◆ **TASK PROMPT**
Copy every line that mentions the word "caption".

BEGIN PROVIDED INFORMATION

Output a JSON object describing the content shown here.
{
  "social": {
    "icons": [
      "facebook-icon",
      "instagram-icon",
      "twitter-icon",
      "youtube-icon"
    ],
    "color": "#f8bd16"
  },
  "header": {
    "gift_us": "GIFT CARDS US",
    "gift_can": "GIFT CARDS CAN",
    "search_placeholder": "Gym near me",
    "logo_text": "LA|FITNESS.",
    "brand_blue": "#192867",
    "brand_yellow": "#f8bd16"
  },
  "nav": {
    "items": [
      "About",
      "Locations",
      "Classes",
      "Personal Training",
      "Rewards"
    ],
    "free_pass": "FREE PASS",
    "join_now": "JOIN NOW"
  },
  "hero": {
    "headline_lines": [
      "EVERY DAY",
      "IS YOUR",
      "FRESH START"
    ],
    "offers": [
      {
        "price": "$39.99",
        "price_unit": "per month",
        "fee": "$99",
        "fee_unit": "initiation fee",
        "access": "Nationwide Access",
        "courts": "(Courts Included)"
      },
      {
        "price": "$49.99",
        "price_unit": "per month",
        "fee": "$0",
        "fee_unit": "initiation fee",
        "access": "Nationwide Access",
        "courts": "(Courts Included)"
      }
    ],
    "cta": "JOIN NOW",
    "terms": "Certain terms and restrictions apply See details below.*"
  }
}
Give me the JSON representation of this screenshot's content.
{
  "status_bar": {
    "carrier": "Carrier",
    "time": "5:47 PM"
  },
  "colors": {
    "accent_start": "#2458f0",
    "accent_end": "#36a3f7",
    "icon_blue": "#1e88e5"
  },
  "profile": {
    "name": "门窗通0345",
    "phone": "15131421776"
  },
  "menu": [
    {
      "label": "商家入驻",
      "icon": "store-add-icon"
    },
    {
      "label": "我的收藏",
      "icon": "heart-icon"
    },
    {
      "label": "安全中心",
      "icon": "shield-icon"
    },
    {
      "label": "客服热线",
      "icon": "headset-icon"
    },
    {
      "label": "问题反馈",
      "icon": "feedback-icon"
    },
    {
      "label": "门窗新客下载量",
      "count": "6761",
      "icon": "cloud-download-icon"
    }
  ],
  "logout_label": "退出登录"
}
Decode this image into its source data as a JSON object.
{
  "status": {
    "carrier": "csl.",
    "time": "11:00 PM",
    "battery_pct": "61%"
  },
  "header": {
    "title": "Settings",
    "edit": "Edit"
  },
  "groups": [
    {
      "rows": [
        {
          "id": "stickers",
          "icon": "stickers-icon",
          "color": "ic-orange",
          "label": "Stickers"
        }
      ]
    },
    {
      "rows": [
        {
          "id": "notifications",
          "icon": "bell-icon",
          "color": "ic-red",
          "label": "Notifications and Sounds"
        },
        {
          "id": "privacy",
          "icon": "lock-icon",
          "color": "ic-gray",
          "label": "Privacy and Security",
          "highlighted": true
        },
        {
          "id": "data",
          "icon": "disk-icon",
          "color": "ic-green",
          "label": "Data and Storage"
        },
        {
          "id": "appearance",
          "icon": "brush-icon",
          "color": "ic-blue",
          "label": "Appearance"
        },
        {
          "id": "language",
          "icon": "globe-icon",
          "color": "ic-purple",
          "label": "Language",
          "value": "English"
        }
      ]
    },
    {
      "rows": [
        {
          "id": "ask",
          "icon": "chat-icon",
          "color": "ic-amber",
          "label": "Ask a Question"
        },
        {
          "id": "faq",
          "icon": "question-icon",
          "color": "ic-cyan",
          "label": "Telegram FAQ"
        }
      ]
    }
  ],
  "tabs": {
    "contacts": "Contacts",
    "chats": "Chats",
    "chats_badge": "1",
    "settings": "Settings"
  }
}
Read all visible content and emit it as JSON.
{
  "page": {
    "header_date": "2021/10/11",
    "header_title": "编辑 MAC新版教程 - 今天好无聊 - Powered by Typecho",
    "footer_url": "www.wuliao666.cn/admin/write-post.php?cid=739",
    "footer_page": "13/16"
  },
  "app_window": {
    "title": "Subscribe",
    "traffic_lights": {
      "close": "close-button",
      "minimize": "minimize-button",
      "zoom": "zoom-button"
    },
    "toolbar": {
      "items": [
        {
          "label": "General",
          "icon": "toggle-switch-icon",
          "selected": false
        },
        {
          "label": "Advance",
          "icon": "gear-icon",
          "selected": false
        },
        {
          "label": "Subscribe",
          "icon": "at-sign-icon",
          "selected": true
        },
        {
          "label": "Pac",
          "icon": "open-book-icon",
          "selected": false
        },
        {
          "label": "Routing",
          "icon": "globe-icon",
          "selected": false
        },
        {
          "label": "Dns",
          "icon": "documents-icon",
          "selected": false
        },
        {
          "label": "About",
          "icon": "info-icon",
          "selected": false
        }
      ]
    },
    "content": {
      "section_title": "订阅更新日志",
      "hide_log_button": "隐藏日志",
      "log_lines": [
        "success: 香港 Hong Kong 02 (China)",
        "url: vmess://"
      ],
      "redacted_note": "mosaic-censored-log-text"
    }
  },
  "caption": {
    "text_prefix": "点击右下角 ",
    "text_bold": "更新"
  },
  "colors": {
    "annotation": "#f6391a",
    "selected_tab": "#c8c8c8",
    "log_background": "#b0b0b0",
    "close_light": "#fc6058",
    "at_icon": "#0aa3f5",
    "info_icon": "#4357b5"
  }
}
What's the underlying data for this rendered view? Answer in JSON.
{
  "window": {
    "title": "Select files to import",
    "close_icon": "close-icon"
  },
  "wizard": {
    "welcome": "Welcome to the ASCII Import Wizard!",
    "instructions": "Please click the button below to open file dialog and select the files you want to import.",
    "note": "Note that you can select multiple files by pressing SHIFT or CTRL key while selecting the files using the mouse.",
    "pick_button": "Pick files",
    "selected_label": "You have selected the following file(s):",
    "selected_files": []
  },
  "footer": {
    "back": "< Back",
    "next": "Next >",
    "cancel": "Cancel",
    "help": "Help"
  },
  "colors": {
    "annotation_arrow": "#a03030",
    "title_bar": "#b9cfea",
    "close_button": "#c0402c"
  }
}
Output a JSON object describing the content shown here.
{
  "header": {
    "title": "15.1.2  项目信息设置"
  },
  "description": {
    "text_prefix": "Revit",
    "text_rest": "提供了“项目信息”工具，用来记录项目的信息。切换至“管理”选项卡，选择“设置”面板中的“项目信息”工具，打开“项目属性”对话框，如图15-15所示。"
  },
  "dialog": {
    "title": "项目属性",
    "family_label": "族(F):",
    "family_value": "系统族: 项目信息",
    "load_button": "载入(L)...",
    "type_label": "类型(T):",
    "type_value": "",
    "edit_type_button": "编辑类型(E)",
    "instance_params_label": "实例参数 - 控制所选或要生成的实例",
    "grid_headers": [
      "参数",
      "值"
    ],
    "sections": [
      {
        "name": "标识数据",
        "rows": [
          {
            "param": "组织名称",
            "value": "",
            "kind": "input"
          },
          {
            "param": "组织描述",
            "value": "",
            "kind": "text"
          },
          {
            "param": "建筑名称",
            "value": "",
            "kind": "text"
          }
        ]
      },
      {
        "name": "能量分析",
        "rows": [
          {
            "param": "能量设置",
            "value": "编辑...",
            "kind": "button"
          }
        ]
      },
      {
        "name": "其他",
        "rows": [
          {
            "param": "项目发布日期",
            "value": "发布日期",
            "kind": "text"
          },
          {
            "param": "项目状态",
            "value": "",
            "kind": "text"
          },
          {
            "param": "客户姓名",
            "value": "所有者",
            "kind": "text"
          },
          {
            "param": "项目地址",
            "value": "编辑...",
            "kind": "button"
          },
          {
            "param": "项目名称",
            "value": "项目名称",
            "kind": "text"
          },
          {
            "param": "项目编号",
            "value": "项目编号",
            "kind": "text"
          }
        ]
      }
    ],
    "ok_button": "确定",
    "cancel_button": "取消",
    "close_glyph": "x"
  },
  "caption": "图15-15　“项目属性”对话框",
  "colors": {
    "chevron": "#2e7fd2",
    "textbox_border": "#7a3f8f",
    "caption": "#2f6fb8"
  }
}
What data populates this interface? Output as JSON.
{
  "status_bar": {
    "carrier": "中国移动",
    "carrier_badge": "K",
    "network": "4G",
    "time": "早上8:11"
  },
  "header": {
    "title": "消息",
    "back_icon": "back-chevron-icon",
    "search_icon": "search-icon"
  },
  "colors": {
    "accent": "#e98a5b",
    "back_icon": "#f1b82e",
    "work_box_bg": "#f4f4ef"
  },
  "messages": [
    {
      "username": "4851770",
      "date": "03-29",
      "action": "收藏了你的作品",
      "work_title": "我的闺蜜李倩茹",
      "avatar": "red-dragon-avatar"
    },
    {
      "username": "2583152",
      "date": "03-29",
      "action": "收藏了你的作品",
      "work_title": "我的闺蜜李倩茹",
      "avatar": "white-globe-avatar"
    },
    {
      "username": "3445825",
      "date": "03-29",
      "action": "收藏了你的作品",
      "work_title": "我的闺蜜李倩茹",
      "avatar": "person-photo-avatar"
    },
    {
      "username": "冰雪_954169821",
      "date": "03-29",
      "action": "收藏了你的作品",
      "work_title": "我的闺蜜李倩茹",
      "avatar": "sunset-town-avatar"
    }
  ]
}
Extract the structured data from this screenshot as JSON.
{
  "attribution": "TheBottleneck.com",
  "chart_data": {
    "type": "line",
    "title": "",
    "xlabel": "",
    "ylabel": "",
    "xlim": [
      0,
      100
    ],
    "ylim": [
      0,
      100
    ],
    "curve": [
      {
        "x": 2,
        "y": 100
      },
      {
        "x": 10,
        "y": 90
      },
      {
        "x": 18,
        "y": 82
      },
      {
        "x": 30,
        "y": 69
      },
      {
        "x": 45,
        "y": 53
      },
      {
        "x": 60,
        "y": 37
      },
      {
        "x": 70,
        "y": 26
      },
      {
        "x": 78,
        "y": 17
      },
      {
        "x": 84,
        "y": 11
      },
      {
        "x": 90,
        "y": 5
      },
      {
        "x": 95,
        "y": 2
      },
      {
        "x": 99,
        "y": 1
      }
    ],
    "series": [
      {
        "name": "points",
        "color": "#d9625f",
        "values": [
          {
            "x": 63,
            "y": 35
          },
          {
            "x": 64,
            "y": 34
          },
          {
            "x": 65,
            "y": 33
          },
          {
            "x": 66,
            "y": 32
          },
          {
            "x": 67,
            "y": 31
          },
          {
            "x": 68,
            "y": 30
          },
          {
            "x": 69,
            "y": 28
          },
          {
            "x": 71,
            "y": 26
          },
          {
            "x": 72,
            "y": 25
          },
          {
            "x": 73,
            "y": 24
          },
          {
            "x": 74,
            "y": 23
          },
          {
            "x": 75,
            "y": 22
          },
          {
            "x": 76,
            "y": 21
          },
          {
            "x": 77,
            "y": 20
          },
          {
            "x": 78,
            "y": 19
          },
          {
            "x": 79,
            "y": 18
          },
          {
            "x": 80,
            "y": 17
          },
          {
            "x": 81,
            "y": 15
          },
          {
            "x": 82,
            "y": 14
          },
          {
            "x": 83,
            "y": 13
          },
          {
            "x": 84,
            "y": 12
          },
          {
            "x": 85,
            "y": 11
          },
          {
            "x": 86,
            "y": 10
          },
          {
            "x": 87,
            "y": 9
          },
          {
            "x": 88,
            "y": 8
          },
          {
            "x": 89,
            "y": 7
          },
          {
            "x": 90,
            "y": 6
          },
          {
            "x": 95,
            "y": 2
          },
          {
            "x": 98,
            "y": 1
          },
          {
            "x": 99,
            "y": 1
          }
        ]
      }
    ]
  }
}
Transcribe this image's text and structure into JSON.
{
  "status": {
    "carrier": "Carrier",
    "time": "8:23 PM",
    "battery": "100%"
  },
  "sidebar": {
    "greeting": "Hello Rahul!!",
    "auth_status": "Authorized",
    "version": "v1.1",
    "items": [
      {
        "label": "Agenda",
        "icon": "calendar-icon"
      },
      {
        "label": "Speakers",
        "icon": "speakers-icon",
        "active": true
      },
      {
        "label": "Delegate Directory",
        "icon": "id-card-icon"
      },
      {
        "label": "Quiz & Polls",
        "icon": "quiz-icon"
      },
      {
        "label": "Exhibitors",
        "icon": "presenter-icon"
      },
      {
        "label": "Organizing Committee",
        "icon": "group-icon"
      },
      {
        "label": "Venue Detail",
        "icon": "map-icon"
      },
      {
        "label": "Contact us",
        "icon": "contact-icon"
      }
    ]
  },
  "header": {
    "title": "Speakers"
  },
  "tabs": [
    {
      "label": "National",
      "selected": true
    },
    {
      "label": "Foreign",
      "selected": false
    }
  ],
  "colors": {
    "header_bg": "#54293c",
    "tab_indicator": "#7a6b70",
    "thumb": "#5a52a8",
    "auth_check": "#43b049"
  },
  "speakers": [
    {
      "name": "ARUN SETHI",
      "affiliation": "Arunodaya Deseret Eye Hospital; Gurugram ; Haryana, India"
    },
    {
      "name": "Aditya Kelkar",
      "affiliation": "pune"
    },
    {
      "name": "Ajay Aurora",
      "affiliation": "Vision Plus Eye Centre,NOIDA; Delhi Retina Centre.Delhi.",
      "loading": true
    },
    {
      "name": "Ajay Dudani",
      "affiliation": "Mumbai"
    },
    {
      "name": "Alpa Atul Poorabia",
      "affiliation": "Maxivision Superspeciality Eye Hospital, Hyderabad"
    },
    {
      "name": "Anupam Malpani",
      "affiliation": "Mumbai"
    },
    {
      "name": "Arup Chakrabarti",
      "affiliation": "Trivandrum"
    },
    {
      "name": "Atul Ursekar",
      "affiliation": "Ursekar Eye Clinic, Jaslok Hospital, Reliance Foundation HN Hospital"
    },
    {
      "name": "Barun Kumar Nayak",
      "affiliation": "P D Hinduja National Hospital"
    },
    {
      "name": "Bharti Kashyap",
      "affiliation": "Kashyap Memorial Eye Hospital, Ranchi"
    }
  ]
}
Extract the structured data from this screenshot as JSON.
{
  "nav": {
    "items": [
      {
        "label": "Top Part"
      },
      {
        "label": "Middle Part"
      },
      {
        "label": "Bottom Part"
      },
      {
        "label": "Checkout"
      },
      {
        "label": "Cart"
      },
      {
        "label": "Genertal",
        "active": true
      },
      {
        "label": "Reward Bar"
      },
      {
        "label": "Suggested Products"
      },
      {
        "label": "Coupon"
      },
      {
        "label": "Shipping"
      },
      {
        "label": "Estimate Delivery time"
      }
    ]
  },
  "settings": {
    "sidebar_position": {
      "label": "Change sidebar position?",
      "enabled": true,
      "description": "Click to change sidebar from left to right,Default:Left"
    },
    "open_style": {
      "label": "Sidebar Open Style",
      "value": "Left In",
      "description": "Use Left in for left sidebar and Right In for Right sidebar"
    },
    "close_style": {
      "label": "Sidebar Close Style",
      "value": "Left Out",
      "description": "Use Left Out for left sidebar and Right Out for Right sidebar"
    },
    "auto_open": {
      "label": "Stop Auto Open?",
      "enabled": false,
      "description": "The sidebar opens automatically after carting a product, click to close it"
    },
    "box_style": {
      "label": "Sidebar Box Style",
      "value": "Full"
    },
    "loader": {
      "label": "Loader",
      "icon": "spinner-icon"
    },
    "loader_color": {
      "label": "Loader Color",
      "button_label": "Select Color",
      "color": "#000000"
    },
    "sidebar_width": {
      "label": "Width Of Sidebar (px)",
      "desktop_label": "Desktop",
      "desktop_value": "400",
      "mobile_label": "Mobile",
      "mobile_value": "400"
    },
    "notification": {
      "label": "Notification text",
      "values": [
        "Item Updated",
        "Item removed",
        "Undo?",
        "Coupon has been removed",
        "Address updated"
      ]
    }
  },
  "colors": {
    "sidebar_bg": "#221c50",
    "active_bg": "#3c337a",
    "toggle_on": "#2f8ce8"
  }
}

END PROVIDED INFORMATION

◆ **FULL SOLUTION**
  "caption": {
  "caption": "图15-15　“项目属性”对话框",
    "caption": "#2f6fb8"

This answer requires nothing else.